**PROBLEM STATEMENT**. Count how many lines mention the word "houses". Write that number alone.

— begin —

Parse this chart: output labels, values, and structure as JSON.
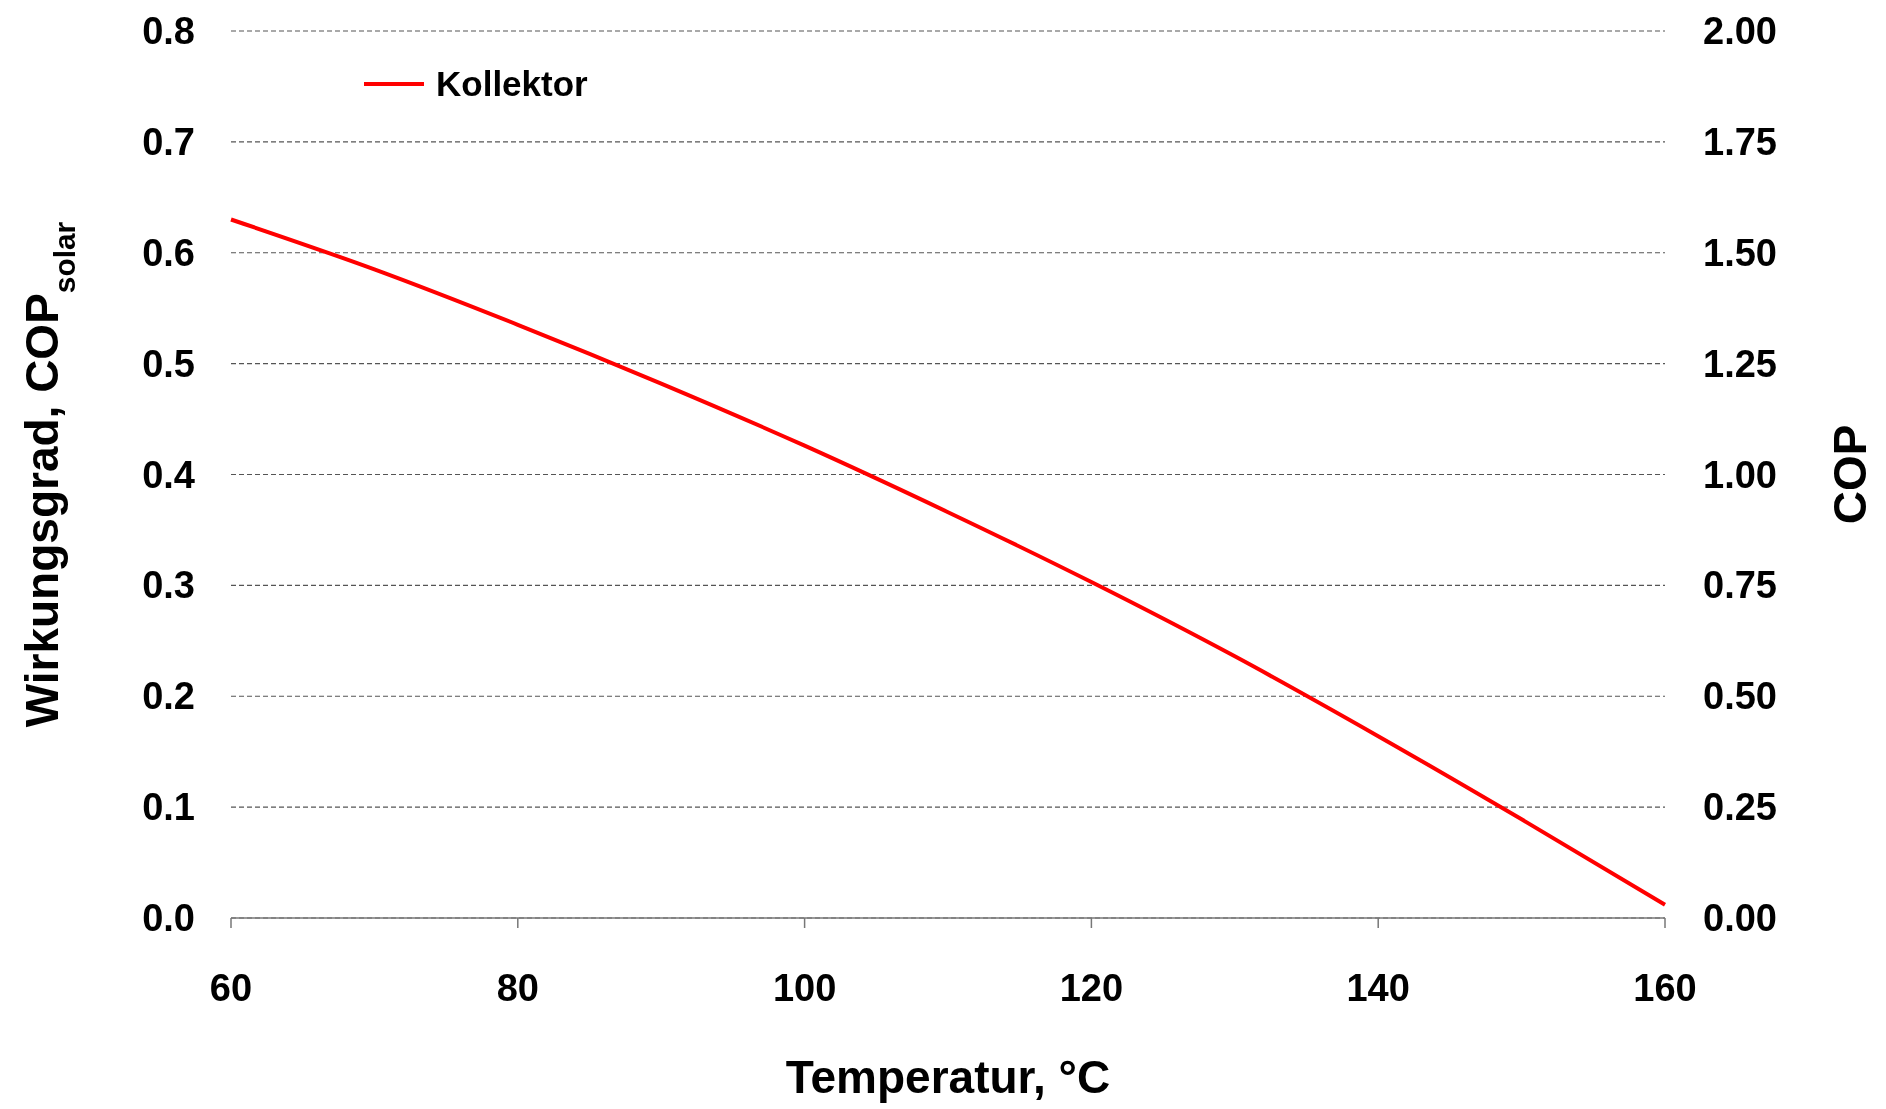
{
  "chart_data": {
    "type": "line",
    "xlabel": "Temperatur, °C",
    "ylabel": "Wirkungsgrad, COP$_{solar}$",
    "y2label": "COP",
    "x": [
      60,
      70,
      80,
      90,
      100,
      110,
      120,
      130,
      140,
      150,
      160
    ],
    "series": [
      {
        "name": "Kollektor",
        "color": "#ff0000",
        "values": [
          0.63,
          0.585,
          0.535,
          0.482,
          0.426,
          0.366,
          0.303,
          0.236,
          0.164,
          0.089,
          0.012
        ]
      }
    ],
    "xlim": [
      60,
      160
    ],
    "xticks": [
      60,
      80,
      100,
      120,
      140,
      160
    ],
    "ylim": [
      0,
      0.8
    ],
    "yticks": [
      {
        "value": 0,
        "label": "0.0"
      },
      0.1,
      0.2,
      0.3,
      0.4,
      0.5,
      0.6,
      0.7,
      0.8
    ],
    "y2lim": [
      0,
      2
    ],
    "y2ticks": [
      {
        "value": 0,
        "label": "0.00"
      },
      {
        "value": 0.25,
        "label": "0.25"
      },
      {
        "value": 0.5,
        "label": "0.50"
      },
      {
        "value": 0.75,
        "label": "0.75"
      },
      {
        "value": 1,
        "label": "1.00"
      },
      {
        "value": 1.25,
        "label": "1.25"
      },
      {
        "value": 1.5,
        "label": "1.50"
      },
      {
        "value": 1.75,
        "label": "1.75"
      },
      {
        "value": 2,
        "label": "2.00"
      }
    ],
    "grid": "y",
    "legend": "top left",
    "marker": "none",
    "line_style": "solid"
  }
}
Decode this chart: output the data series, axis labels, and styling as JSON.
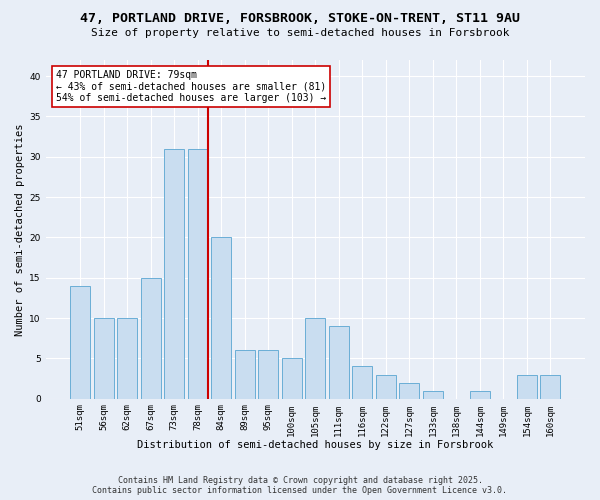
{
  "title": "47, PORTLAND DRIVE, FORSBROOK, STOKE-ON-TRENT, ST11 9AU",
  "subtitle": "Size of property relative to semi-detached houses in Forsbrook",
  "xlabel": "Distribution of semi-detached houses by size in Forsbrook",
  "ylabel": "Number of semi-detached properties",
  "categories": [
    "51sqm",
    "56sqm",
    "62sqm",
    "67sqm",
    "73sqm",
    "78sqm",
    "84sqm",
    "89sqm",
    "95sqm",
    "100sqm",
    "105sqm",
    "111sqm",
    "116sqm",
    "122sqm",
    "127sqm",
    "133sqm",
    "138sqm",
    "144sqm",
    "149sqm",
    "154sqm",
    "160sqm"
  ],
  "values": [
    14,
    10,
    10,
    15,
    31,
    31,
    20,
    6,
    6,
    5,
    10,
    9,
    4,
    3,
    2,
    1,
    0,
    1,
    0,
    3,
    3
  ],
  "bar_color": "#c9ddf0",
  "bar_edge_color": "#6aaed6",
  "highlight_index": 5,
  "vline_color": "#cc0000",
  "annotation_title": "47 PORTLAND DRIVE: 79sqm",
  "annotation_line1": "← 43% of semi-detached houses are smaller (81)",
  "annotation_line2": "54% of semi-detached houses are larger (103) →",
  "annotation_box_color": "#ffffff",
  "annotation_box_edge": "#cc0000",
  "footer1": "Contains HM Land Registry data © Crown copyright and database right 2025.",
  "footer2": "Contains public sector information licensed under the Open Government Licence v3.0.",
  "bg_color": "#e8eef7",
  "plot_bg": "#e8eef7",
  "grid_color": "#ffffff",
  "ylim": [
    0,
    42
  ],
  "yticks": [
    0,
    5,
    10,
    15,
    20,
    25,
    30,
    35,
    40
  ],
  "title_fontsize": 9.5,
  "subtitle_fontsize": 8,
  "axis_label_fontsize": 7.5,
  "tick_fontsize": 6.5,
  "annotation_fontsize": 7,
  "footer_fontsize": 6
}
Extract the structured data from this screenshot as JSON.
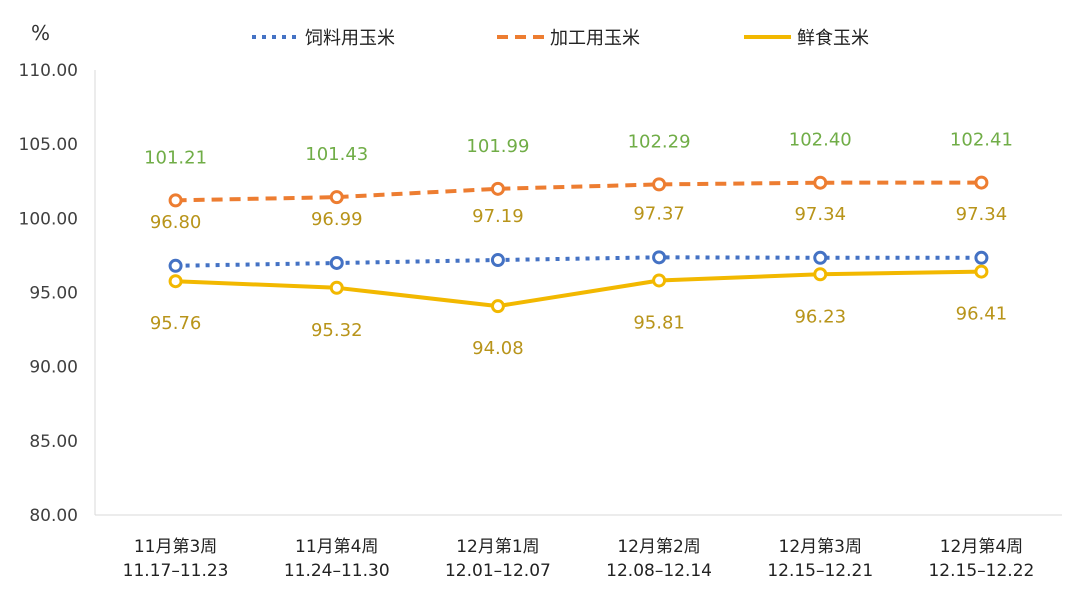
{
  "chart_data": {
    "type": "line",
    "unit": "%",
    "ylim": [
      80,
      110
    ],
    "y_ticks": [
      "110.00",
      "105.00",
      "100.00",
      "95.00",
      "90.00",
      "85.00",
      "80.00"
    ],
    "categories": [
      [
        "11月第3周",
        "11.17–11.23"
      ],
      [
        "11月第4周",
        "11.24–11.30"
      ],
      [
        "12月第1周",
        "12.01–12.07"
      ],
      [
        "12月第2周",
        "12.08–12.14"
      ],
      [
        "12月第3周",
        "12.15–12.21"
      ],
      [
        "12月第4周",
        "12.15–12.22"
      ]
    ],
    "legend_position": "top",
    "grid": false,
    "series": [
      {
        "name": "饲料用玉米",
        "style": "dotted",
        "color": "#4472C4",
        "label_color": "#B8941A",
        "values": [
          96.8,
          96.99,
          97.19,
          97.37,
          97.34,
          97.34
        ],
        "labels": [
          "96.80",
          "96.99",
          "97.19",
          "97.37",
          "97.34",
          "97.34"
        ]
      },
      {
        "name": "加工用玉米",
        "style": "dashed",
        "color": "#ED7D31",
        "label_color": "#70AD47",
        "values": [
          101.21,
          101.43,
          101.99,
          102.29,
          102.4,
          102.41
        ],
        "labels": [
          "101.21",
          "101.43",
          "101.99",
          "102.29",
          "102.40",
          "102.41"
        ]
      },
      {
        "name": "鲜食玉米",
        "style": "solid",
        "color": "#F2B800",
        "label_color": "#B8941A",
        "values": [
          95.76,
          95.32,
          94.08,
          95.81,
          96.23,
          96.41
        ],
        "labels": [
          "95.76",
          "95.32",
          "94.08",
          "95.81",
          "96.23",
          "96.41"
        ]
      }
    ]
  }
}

— end —

**WRITTEN SOLUTION**. 4